Aim: Give back a single number, the count of lines containing the word "соглашеніе".

Stored records:
--

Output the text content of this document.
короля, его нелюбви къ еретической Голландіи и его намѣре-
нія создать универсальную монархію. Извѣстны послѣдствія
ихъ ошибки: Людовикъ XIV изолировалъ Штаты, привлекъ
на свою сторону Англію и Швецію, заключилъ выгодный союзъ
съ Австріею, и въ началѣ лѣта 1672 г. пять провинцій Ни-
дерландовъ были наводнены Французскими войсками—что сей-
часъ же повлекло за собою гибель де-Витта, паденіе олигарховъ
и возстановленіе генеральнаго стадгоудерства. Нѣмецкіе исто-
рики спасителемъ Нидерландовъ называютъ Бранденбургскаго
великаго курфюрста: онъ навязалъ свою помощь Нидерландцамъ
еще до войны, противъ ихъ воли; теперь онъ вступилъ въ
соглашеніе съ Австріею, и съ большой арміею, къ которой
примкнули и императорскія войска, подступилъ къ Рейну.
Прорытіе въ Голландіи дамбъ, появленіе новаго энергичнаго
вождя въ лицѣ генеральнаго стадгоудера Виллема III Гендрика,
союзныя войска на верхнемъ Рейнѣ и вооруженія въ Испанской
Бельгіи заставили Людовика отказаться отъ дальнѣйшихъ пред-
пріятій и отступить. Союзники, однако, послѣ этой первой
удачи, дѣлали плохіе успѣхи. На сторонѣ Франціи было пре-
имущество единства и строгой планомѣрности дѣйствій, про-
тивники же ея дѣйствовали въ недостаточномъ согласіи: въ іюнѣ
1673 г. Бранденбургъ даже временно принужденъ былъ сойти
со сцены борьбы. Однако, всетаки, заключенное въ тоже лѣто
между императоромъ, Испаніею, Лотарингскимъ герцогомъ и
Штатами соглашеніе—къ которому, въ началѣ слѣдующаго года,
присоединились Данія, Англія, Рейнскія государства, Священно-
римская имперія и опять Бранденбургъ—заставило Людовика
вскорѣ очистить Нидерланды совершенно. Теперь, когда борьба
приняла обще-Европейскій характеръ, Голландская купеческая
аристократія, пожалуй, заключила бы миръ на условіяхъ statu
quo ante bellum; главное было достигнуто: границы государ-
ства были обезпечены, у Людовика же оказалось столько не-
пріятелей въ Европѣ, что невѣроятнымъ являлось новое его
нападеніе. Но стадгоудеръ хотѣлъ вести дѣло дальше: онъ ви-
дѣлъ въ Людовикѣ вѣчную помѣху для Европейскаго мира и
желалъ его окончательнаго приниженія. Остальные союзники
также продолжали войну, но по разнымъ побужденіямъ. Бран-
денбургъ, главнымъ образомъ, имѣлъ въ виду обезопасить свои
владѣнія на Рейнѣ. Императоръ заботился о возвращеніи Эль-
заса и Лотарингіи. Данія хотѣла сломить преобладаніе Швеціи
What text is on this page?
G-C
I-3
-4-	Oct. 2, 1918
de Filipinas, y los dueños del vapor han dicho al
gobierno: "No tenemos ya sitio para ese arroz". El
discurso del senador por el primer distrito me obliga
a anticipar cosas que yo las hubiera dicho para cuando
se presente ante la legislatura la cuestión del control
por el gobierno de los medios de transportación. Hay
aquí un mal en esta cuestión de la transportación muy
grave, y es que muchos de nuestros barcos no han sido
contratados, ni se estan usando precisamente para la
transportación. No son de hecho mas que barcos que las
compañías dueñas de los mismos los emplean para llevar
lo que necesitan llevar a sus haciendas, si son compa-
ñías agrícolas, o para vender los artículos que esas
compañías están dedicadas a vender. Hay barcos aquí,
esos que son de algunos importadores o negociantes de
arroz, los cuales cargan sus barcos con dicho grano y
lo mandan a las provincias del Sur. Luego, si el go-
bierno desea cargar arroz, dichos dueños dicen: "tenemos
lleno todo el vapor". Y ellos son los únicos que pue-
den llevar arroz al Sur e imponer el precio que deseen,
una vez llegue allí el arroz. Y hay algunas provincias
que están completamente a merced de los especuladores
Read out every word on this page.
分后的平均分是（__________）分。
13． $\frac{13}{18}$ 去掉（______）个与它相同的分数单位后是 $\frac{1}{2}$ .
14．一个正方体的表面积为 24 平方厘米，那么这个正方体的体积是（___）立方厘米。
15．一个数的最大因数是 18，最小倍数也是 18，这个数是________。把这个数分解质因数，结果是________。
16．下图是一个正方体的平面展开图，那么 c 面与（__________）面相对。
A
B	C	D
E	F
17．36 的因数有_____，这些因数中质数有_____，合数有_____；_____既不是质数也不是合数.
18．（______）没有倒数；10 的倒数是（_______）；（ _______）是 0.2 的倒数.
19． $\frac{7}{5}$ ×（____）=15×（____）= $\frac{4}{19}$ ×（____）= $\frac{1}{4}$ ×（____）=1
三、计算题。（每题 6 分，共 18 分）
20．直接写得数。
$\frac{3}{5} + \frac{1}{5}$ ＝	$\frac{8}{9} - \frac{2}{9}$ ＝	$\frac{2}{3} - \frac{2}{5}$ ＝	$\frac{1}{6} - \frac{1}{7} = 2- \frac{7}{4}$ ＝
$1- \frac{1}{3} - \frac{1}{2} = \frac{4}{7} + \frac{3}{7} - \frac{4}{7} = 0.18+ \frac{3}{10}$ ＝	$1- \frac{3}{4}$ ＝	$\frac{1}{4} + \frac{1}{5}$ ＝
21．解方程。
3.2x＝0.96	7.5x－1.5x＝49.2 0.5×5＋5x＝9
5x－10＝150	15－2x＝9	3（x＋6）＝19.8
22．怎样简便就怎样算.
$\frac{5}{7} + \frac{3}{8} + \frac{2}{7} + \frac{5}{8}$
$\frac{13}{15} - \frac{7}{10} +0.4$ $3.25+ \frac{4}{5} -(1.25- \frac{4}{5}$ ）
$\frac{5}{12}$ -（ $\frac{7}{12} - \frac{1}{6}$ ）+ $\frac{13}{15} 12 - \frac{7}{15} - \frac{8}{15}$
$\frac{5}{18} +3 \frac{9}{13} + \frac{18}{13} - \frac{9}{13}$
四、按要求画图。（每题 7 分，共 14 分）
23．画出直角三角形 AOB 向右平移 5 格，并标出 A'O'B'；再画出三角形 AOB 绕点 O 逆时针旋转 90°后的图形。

--

Solution to this exercise: 2